Written request:
Return all the data below as it stands, minus the pictures.

►

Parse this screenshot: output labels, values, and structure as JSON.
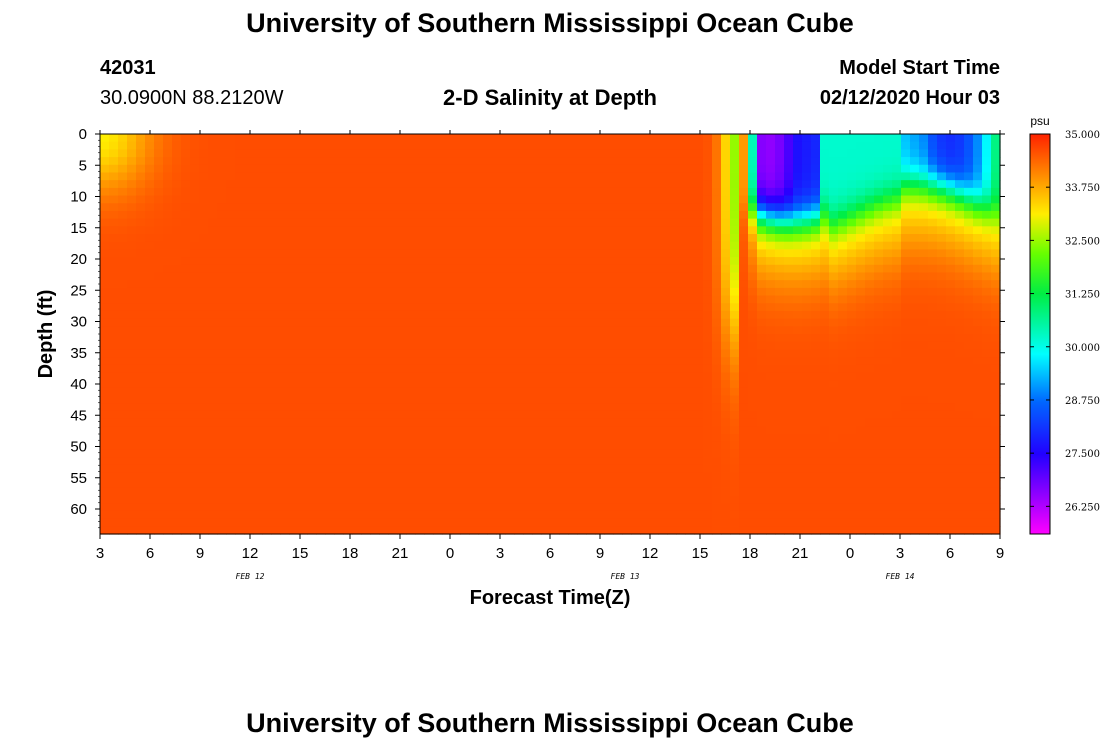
{
  "page": {
    "title_top": "University of Southern Mississippi Ocean Cube",
    "title_bottom": "University of Southern Mississippi Ocean Cube"
  },
  "header": {
    "station_id": "42031",
    "location": "30.0900N 88.2120W",
    "plot_title": "2-D Salinity at Depth",
    "start_label": "Model Start Time",
    "start_value": "02/12/2020 Hour 03"
  },
  "chart_data": {
    "type": "heatmap",
    "title": "2-D Salinity at Depth",
    "xlabel": "Forecast Time(Z)",
    "ylabel": "Depth (ft)",
    "x_tick_labels": [
      "3",
      "6",
      "9",
      "12",
      "15",
      "18",
      "21",
      "0",
      "3",
      "6",
      "9",
      "12",
      "15",
      "18",
      "21",
      "0",
      "3",
      "6",
      "9"
    ],
    "x_range_hours_since_start": [
      0,
      54
    ],
    "date_labels": [
      {
        "text": "FEB 12",
        "hour": 9
      },
      {
        "text": "FEB 13",
        "hour": 31.5
      },
      {
        "text": "FEB 14",
        "hour": 48
      }
    ],
    "y_ticks": [
      0,
      5,
      10,
      15,
      20,
      25,
      30,
      35,
      40,
      45,
      50,
      55,
      60
    ],
    "ylim": [
      0,
      64
    ],
    "colorbar": {
      "unit": "psu",
      "min": 25.6,
      "max": 35.0,
      "tick_values": [
        35.0,
        33.75,
        32.5,
        31.25,
        30.0,
        28.75,
        27.5,
        26.25
      ],
      "tick_labels": [
        "35.000",
        "33.750",
        "32.500",
        "31.250",
        "30.000",
        "28.750",
        "27.500",
        "26.250"
      ]
    },
    "surface_freshwater_events": [
      {
        "hour": 40,
        "min_psu": 26.5
      },
      {
        "hour": 51,
        "min_psu": 28.0
      }
    ],
    "background_salinity_psu": 34.6
  }
}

◄

Exercise output:
Parse this screenshot: output labels, values, and structure as JSON.
{
  "page": {
    "title_top": "University of Southern Mississippi Ocean Cube",
    "title_bottom": "University of Southern Mississippi Ocean Cube"
  },
  "header": {
    "station_id": "42031",
    "location": "30.0900N 88.2120W",
    "plot_title": "2-D Salinity at Depth",
    "start_label": "Model Start Time",
    "start_value": "02/12/2020 Hour 03"
  },
  "chart_data": {
    "type": "heatmap",
    "title": "2-D Salinity at Depth",
    "xlabel": "Forecast Time(Z)",
    "ylabel": "Depth (ft)",
    "x_tick_labels": [
      "3",
      "6",
      "9",
      "12",
      "15",
      "18",
      "21",
      "0",
      "3",
      "6",
      "9",
      "12",
      "15",
      "18",
      "21",
      "0",
      "3",
      "6",
      "9"
    ],
    "x_range_hours_since_start": [
      0,
      54
    ],
    "date_labels": [
      {
        "text": "FEB 12",
        "hour": 9
      },
      {
        "text": "FEB 13",
        "hour": 31.5
      },
      {
        "text": "FEB 14",
        "hour": 48
      }
    ],
    "y_ticks": [
      0,
      5,
      10,
      15,
      20,
      25,
      30,
      35,
      40,
      45,
      50,
      55,
      60
    ],
    "ylim": [
      0,
      64
    ],
    "colorbar": {
      "unit": "psu",
      "min": 25.6,
      "max": 35.0,
      "tick_values": [
        35.0,
        33.75,
        32.5,
        31.25,
        30.0,
        28.75,
        27.5,
        26.25
      ],
      "tick_labels": [
        "35.000",
        "33.750",
        "32.500",
        "31.250",
        "30.000",
        "28.750",
        "27.500",
        "26.250"
      ]
    },
    "surface_freshwater_events": [
      {
        "hour": 40,
        "min_psu": 26.5
      },
      {
        "hour": 51,
        "min_psu": 28.0
      }
    ],
    "background_salinity_psu": 34.6
  }
}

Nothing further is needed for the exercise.